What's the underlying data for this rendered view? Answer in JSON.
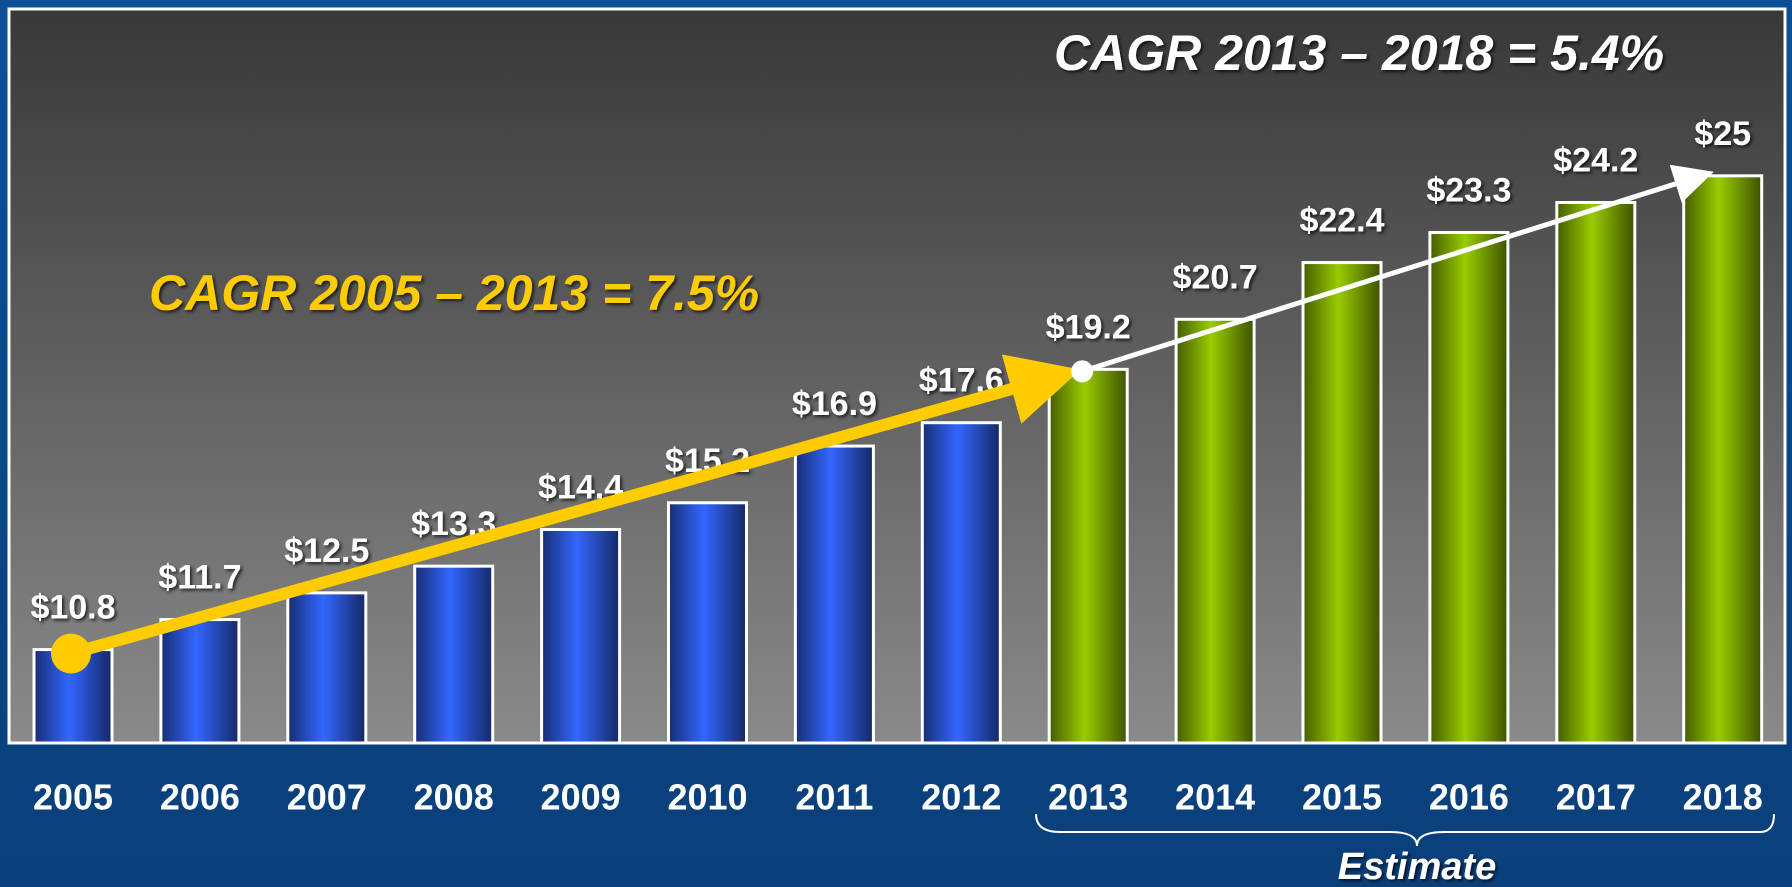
{
  "chart_data": {
    "type": "bar",
    "categories": [
      "2005",
      "2006",
      "2007",
      "2008",
      "2009",
      "2010",
      "2011",
      "2012",
      "2013",
      "2014",
      "2015",
      "2016",
      "2017",
      "2018"
    ],
    "values": [
      10.8,
      11.7,
      12.5,
      13.3,
      14.4,
      15.2,
      16.9,
      17.6,
      19.2,
      20.7,
      22.4,
      23.3,
      24.2,
      25
    ],
    "value_labels": [
      "$10.8",
      "$11.7",
      "$12.5",
      "$13.3",
      "$14.4",
      "$15.2",
      "$16.9",
      "$17.6",
      "$19.2",
      "$20.7",
      "$22.4",
      "$23.3",
      "$24.2",
      "$25"
    ],
    "colors": [
      "#3366ff",
      "#3366ff",
      "#3366ff",
      "#3366ff",
      "#3366ff",
      "#3366ff",
      "#3366ff",
      "#3366ff",
      "#99cc00",
      "#99cc00",
      "#99cc00",
      "#99cc00",
      "#99cc00",
      "#99cc00"
    ],
    "ylim": [
      8,
      30
    ],
    "annotations": [
      "CAGR 2005 – 2013 = 7.5%",
      "CAGR 2013 – 2018 = 5.4%",
      "Estimate"
    ]
  }
}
--------------------------------
Without the pictures, restate all the entries above exactly.

What's the underlying data for this rendered view? Answer in JSON.
{
  "chart_data": {
    "type": "bar",
    "categories": [
      "2005",
      "2006",
      "2007",
      "2008",
      "2009",
      "2010",
      "2011",
      "2012",
      "2013",
      "2014",
      "2015",
      "2016",
      "2017",
      "2018"
    ],
    "values": [
      10.8,
      11.7,
      12.5,
      13.3,
      14.4,
      15.2,
      16.9,
      17.6,
      19.2,
      20.7,
      22.4,
      23.3,
      24.2,
      25
    ],
    "value_labels": [
      "$10.8",
      "$11.7",
      "$12.5",
      "$13.3",
      "$14.4",
      "$15.2",
      "$16.9",
      "$17.6",
      "$19.2",
      "$20.7",
      "$22.4",
      "$23.3",
      "$24.2",
      "$25"
    ],
    "colors": [
      "#3366ff",
      "#3366ff",
      "#3366ff",
      "#3366ff",
      "#3366ff",
      "#3366ff",
      "#3366ff",
      "#3366ff",
      "#99cc00",
      "#99cc00",
      "#99cc00",
      "#99cc00",
      "#99cc00",
      "#99cc00"
    ],
    "ylim": [
      8,
      30
    ],
    "annotations": [
      "CAGR 2005 – 2013 = 7.5%",
      "CAGR 2013 – 2018 = 5.4%",
      "Estimate"
    ]
  }
}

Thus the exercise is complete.